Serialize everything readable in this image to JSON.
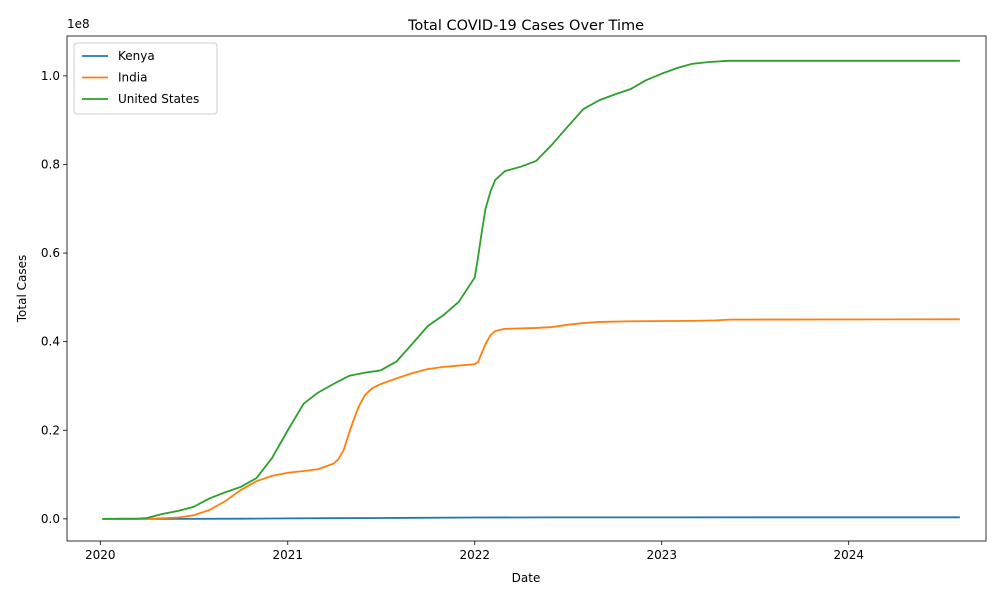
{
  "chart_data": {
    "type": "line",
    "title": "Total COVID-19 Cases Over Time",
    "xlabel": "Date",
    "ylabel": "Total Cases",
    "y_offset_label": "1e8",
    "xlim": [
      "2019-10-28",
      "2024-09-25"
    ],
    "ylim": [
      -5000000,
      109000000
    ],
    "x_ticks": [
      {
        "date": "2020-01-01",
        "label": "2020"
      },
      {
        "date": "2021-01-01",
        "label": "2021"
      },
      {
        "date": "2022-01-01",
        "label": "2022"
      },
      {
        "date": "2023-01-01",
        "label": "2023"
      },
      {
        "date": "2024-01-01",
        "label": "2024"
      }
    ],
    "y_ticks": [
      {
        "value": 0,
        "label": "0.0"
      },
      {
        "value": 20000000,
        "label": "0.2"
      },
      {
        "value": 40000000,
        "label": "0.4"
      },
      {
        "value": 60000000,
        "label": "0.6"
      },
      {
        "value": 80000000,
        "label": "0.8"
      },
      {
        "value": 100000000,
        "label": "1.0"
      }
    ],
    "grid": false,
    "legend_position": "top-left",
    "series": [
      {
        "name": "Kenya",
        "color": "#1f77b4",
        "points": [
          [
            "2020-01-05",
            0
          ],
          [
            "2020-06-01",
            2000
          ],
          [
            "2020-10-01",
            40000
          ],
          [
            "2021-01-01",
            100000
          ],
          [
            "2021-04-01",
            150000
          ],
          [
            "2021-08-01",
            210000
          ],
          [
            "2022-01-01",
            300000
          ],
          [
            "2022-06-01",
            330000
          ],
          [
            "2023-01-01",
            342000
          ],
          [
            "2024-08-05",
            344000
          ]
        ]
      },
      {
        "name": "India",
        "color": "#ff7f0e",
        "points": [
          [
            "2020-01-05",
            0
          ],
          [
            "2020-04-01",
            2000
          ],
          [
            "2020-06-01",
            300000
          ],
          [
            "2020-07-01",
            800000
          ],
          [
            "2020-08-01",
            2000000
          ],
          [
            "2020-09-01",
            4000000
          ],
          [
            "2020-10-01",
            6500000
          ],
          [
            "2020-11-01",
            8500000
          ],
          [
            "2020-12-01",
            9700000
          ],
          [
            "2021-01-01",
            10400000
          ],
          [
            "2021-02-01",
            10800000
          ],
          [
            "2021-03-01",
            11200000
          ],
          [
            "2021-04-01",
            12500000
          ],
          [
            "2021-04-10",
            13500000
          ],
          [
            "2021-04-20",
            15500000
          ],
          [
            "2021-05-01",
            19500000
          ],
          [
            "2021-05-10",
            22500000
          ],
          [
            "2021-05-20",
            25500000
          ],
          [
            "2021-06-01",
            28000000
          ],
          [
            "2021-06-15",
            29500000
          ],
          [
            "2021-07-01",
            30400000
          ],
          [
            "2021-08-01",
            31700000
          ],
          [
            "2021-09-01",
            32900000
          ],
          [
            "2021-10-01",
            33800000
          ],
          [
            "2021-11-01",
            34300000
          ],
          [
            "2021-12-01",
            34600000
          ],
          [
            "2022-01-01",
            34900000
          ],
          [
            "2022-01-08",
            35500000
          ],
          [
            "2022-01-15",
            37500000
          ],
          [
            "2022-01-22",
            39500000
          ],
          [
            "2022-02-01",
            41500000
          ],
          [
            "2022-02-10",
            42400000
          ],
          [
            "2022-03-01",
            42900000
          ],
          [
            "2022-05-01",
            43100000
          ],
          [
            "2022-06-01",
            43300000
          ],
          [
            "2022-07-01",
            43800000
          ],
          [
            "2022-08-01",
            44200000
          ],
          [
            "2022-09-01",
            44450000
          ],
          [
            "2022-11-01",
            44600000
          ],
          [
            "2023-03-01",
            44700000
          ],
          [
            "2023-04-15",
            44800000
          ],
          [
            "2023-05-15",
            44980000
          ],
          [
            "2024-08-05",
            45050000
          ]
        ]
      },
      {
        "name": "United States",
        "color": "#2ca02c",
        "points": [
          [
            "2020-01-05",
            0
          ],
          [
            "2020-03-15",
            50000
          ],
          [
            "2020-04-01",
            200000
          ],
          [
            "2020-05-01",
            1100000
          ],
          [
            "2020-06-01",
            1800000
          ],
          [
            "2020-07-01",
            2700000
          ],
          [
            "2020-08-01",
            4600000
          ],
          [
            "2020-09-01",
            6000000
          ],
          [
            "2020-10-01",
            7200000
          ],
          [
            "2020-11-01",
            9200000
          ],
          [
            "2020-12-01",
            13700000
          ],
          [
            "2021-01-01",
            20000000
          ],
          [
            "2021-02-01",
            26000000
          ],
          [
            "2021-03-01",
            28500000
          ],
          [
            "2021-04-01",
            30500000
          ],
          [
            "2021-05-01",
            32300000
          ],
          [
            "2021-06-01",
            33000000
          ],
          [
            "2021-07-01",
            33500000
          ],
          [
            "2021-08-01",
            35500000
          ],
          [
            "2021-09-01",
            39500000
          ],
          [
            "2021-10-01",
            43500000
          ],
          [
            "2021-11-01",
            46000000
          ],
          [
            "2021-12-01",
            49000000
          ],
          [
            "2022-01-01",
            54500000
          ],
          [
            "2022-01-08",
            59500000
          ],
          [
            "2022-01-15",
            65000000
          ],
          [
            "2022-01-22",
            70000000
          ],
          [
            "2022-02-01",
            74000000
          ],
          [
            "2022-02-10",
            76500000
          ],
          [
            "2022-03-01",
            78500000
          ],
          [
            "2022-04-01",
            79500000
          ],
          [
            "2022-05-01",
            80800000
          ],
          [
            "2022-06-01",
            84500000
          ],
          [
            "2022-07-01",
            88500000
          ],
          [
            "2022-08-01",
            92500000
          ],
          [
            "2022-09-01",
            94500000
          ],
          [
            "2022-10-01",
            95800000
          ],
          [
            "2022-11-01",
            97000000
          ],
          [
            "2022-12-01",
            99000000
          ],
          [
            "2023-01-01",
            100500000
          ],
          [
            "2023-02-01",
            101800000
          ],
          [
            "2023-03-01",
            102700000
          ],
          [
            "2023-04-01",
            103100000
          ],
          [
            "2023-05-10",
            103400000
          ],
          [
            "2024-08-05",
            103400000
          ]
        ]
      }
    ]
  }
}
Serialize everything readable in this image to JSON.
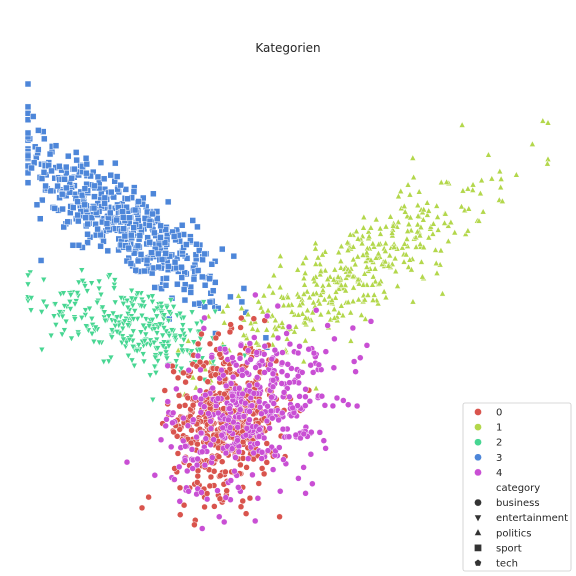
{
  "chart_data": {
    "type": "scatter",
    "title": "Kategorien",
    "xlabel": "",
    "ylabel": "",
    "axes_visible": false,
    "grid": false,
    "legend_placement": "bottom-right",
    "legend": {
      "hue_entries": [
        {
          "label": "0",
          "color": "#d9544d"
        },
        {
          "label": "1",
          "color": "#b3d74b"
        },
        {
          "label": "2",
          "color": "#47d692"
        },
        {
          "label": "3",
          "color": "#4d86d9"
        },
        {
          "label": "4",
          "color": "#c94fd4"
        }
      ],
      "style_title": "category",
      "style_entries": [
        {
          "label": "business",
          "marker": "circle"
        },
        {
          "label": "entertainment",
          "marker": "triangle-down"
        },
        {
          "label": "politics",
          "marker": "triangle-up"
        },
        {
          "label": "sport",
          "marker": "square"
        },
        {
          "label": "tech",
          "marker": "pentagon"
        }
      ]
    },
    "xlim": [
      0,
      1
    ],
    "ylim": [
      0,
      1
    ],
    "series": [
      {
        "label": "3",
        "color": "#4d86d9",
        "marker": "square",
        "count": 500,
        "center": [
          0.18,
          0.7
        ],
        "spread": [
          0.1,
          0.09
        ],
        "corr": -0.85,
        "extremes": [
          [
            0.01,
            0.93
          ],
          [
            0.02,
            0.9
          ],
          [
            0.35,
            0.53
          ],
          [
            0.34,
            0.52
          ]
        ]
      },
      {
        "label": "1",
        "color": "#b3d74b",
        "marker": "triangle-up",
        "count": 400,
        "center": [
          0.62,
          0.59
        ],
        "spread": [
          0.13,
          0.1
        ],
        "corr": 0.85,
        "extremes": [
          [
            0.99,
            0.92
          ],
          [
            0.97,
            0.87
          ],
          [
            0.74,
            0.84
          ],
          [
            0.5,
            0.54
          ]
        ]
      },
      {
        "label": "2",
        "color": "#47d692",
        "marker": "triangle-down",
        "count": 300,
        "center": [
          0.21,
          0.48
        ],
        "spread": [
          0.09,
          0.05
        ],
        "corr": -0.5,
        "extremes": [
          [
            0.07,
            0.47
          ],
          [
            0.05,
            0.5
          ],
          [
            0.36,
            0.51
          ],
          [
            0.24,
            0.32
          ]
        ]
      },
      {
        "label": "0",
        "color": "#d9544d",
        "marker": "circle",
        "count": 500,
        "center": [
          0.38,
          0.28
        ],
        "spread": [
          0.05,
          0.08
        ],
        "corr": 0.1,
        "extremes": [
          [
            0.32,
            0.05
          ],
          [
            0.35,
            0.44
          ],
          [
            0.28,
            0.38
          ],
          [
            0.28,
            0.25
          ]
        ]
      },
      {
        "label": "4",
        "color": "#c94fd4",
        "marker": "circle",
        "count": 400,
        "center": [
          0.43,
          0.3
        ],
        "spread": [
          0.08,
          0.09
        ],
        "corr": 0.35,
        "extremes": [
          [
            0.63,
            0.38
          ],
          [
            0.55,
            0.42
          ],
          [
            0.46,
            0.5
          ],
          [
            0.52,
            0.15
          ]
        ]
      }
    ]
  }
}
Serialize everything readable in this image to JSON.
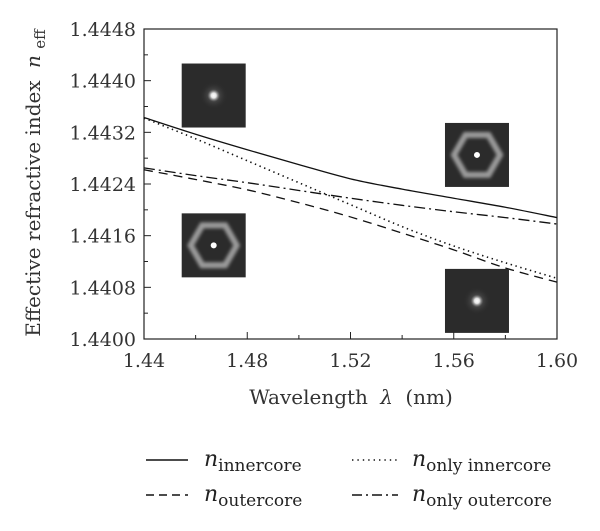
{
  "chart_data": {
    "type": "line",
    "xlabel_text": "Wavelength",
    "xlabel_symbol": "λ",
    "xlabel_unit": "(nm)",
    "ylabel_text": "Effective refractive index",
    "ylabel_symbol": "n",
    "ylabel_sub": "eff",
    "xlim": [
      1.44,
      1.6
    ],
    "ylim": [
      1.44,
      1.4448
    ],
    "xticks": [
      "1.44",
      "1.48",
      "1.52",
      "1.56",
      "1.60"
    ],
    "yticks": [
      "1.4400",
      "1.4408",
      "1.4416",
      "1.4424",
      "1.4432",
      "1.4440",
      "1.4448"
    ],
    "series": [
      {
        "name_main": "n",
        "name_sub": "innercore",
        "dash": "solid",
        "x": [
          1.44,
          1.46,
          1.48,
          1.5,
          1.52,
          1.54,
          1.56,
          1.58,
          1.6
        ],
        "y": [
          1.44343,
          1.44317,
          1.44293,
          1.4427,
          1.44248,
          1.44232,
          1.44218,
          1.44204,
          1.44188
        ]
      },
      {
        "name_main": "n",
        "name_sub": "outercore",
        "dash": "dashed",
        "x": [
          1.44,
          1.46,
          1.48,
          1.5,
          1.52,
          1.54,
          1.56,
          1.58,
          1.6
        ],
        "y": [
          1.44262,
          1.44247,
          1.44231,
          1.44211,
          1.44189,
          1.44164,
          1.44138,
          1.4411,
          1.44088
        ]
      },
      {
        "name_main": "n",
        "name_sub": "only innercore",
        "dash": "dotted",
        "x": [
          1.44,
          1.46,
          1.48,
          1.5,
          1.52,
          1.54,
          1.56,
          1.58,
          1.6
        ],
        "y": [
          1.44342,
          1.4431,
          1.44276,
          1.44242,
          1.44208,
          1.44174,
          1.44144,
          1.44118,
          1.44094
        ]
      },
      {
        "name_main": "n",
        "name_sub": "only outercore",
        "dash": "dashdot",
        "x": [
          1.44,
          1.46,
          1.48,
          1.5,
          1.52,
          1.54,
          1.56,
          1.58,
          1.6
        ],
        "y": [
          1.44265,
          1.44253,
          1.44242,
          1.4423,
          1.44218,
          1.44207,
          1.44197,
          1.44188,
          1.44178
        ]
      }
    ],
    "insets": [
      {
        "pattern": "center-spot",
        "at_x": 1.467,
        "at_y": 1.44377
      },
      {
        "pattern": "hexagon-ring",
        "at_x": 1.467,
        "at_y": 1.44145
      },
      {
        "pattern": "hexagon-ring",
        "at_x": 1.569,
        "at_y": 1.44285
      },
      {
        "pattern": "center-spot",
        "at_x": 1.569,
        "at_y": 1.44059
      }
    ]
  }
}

------------------------------------------------------------

### [Short problem]
Pull out all lines from the entries above that include the word "down".

### [Full answer]
          "marker": "triangle-down"
        "marker": "triangle-down",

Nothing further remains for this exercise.